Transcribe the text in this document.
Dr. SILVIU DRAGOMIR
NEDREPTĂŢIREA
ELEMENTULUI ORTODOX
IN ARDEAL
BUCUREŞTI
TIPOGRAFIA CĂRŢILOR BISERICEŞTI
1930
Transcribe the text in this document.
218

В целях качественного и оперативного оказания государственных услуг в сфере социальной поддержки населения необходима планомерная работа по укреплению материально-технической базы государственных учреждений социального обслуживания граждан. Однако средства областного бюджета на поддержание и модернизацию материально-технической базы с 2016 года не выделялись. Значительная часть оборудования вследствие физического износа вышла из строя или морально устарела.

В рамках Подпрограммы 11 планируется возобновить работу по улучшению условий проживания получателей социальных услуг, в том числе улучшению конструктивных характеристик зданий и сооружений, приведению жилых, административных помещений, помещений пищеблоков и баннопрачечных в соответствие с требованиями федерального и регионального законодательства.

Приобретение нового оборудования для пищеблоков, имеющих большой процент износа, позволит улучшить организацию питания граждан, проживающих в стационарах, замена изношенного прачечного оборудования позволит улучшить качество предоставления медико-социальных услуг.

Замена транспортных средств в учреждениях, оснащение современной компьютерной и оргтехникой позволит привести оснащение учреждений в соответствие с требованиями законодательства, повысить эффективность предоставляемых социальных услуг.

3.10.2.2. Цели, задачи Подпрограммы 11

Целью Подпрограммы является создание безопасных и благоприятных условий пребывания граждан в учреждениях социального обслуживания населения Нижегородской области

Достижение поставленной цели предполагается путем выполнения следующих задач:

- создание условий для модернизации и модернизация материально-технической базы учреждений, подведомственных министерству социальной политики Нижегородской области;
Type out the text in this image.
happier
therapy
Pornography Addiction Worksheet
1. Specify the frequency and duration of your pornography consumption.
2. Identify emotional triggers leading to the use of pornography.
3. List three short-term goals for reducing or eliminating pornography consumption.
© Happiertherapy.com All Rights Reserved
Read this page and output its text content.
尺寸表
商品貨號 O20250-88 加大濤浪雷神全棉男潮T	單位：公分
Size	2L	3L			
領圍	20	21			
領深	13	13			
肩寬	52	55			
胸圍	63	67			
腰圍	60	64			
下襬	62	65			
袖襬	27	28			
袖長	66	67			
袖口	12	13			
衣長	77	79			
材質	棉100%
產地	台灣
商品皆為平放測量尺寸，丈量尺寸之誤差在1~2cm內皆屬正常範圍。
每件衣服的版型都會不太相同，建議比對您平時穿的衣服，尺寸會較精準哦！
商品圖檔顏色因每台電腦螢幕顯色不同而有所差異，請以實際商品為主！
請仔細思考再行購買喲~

● ● ● ●

Short task: Each line from the one containing "Type out the text in this image." to the final line of the entries above must be returned exactly, and no other line may appear.

Exercise response:
Type out the text in this image.
happier
therapy
Pornography Addiction Worksheet
1. Specify the frequency and duration of your pornography consumption.
2. Identify emotional triggers leading to the use of pornography.
3. List three short-term goals for reducing or eliminating pornography consumption.
© Happiertherapy.com All Rights Reserved
Read this page and output its text content.
尺寸表
商品貨號 O20250-88 加大濤浪雷神全棉男潮T	單位：公分
Size	2L	3L			
領圍	20	21			
領深	13	13			
肩寬	52	55			
胸圍	63	67			
腰圍	60	64			
下襬	62	65			
袖襬	27	28			
袖長	66	67			
袖口	12	13			
衣長	77	79			
材質	棉100%
產地	台灣
商品皆為平放測量尺寸，丈量尺寸之誤差在1~2cm內皆屬正常範圍。
每件衣服的版型都會不太相同，建議比對您平時穿的衣服，尺寸會較精準哦！
商品圖檔顏色因每台電腦螢幕顯色不同而有所差異，請以實際商品為主！
請仔細思考再行購買喲~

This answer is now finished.